ACTION ITEM: Return, from the data below, each line that contains the word "proteasome".

INPUT DATA:

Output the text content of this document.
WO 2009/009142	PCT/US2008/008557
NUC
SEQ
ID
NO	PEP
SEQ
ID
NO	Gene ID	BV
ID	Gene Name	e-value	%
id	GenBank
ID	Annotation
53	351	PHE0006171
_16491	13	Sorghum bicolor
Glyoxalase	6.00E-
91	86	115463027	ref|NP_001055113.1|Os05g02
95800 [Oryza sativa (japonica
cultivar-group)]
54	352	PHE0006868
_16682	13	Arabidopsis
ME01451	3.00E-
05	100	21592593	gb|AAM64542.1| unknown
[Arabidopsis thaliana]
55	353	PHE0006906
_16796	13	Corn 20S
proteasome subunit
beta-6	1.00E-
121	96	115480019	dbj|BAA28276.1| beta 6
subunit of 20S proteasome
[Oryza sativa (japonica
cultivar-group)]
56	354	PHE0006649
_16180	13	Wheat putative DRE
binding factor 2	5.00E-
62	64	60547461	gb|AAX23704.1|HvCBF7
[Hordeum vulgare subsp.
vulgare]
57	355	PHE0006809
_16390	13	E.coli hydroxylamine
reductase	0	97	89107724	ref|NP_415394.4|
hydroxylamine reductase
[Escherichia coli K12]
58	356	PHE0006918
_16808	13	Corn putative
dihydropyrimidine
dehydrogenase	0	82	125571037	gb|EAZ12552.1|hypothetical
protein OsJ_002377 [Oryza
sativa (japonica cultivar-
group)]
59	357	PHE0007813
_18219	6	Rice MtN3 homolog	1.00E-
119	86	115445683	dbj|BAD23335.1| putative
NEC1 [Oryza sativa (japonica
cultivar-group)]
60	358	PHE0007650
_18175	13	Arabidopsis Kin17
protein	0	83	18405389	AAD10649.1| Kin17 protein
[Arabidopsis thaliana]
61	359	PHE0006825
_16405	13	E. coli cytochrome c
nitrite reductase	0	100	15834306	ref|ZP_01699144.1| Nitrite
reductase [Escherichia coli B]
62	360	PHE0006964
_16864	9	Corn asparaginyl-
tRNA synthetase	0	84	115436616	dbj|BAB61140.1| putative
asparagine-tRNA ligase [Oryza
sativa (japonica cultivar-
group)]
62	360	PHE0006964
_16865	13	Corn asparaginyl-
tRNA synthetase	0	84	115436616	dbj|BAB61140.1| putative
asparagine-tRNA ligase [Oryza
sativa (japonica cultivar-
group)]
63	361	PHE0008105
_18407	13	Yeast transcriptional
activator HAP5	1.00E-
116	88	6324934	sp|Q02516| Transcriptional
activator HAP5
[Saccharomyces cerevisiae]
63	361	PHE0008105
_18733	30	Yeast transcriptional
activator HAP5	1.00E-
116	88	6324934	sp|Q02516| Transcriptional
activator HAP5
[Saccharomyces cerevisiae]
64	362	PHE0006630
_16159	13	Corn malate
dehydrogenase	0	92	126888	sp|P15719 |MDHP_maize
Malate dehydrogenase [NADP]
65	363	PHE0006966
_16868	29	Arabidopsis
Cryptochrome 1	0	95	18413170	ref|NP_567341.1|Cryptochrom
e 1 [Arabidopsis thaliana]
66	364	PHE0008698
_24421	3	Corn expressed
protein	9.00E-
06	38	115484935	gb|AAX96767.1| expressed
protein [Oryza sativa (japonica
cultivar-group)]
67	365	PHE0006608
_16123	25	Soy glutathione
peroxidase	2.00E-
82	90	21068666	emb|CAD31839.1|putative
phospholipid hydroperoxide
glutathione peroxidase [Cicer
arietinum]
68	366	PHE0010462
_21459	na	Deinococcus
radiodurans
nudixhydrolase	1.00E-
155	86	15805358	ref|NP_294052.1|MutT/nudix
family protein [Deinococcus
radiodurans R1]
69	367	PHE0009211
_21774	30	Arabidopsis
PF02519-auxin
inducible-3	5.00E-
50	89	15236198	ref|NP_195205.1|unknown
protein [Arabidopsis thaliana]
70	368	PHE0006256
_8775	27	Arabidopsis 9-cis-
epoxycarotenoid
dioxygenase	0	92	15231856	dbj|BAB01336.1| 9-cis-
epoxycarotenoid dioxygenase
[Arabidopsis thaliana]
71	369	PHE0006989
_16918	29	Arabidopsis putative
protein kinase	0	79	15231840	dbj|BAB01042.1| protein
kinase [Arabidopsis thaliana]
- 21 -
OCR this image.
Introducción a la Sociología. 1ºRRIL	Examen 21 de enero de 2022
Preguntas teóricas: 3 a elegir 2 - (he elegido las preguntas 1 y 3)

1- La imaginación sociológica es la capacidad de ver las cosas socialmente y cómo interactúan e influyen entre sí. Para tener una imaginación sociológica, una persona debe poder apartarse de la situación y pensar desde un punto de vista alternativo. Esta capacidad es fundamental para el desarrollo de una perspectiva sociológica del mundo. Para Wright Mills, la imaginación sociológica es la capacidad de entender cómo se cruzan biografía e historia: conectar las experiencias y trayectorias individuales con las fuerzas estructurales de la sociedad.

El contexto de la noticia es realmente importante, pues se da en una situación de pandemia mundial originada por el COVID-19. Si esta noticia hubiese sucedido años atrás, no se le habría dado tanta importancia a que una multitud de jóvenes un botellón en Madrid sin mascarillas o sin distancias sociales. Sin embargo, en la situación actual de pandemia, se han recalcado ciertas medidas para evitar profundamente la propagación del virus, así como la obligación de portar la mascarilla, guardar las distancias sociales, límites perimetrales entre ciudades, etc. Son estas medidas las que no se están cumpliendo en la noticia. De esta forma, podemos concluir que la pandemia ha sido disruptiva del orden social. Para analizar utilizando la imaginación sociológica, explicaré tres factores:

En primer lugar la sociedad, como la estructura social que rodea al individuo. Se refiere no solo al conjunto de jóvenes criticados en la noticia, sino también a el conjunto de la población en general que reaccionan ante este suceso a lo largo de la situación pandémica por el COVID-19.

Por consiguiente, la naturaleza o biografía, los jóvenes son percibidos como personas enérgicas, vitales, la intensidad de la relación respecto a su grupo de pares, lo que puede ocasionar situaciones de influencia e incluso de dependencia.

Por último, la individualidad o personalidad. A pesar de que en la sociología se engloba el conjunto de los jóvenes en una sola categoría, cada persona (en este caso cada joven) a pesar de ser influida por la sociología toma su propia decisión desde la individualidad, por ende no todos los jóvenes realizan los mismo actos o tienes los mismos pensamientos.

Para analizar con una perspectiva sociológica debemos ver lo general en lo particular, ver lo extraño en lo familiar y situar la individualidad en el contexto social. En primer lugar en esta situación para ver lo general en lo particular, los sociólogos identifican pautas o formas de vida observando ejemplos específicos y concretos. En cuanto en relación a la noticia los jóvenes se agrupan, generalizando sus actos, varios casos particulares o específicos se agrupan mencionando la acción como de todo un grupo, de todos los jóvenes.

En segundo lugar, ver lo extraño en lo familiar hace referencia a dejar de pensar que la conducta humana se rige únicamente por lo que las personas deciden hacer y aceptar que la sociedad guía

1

WRITTEN SOLUTION:
proteasome subunit
subunit of 20S proteasome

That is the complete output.